» **Extrait**
=======
Jeudi 24 décembre : les Pitres (2) et l'enfant...


 

En cette veille de Noël, les nouvelles étaient mauvaises : on craignait nouveau et puissant retour du grand mal. La potion protectrice, elle, n’arrivait qu’à pas comptés et une issue heureuse semblait toujours plus lointaine.

 

On ne contestait plus guère et l’on se terrait chez soi. Le peuple était devenu celui des grenouilles de la fable : les unes cachées, les autres coassant sur les nénuphars, toutes souhaitant qu’un puissant Roi les tienne en sa protection.

 

En ces tristes circonstances, on s’en était fabriqué un : le Grand Médecin, ayant autorité sur tout et tous malgré peu de science et encore moins de puissance. Pitrerie, là encore, mais la chose était nouvelle, on ne pouvait lui demander plus.
=======
» **Consigne**
Prolongez l'extrait sur la veille de Noël en reprenant juste après sa dernière phrase. Le listing est un contenu à part, sans lien avec l'extrait.
=======
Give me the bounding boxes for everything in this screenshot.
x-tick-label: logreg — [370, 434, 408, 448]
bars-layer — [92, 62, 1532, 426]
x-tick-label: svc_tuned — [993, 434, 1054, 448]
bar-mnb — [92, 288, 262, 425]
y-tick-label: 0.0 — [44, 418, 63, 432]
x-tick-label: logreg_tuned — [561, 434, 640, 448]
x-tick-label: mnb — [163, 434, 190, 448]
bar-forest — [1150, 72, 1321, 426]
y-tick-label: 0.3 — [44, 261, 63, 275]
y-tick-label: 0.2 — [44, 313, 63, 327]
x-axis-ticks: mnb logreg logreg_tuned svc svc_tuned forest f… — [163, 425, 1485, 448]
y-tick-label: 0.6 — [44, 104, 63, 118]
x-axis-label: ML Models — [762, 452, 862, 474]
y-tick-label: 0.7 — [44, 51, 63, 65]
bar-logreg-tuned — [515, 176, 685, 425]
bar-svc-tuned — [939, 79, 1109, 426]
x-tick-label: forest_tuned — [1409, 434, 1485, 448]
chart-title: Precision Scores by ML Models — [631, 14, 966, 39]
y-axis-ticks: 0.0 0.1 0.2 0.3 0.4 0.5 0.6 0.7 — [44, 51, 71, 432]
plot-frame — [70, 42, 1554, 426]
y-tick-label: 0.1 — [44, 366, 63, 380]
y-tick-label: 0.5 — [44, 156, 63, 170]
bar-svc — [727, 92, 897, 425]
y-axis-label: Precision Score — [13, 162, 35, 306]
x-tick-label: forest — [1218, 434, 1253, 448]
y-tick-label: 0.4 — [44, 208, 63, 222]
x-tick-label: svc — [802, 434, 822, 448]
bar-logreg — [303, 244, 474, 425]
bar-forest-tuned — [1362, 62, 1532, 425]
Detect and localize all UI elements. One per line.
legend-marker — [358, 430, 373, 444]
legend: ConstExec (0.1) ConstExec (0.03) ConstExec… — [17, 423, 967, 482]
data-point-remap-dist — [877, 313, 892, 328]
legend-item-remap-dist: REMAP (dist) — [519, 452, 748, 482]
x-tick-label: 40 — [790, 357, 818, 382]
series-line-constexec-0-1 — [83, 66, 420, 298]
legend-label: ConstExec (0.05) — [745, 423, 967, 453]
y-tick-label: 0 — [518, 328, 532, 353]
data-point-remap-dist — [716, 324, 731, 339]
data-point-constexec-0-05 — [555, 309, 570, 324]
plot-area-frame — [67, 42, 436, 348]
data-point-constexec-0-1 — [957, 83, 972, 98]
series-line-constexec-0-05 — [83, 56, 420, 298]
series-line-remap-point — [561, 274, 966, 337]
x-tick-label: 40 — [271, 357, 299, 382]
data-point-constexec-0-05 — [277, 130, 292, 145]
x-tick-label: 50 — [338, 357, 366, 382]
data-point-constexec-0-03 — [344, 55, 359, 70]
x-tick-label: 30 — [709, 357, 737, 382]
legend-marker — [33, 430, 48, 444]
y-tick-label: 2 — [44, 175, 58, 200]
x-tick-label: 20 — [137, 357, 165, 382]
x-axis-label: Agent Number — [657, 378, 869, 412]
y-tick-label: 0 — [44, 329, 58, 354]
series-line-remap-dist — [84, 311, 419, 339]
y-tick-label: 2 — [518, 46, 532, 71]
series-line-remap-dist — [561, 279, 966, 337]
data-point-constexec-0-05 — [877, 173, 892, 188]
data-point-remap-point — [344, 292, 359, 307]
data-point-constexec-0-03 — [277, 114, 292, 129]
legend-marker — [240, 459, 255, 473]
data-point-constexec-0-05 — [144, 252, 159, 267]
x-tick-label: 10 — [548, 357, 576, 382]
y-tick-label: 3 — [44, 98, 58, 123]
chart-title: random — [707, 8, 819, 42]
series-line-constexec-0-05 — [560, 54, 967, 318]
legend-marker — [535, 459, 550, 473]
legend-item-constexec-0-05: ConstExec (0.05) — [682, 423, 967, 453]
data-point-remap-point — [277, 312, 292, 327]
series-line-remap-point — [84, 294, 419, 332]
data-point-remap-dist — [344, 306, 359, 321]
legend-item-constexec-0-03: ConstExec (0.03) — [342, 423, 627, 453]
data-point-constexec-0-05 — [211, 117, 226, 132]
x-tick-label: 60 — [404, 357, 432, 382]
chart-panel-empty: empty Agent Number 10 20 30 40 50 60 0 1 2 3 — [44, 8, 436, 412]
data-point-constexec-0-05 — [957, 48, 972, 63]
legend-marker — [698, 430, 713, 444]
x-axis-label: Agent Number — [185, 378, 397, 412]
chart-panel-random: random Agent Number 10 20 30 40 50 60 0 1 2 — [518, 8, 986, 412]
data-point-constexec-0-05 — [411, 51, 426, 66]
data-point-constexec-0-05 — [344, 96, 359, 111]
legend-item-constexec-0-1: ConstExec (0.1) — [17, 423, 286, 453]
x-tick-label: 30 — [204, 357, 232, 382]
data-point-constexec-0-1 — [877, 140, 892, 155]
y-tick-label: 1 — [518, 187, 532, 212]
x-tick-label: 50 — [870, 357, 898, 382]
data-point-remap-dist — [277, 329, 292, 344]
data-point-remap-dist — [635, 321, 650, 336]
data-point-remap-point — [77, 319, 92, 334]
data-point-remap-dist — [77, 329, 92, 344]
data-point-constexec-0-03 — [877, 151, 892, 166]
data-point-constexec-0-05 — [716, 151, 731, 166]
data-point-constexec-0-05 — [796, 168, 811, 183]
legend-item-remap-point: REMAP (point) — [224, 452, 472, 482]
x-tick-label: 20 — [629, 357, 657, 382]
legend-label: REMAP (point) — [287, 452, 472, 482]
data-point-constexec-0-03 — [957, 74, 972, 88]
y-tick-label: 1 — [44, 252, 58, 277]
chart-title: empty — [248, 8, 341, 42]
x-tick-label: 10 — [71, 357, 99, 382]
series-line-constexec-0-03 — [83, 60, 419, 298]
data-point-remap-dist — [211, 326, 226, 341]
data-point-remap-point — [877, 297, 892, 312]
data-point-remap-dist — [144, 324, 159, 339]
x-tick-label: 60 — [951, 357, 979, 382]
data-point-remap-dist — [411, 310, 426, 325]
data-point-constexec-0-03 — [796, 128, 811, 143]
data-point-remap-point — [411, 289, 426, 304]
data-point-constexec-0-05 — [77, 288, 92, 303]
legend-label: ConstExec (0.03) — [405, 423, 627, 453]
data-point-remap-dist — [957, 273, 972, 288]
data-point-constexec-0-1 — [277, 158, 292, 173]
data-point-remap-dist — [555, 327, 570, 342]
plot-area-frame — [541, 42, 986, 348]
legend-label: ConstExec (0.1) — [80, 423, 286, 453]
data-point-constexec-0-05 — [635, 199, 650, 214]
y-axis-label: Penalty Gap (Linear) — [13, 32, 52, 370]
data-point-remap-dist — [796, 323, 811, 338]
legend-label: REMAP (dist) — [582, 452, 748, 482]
=======
» **Réponse**
Nos médecins de vieille école étaient fort rares : on ne scrutait plus les selles, ne lisait plus les urines, ne guettait plus les humeurs et n’auscultait guère. On prescrivait à distance, on ne suivait guère ses malades et la médecine devenait peu à peu affaire d’automates et de pharmaciens. Le Grand Médecin élu par notre peuple de grenouilles était en tout point l’aboutissement de cette errance. Il n’était qu’un automate géant, aux dimensions gargantuesques qui, écrasant quelques imprudents, rejetant les autres dans la boue, avançait, tenant fermement toutes les affaires du Royaume. Le Roi lui-même, ses Ministres, le premier, le grand argentier et surtout le ministre des polices, qui suivaient à la lettre ses prescriptions et faisaient grand cas de ses prédictions.

 

Et ce 24 décembre fut la plus triste veillée de Noël que l’on avait connu depuis bien longtemps.

 

Tenu sous la sinistre férule de cet Empereur Médecin, on songeait aux Noëls d’enfance, croyance ou mythe, et à ce nourrisson, dans son étable lointaine, qui bientôt, fustigeant Grand Prêtres et Pharisiens, chassant les marchands du Temple, prêchant paix et amour, pourrait, en dépit d’un sort cruel, sauver le Monde.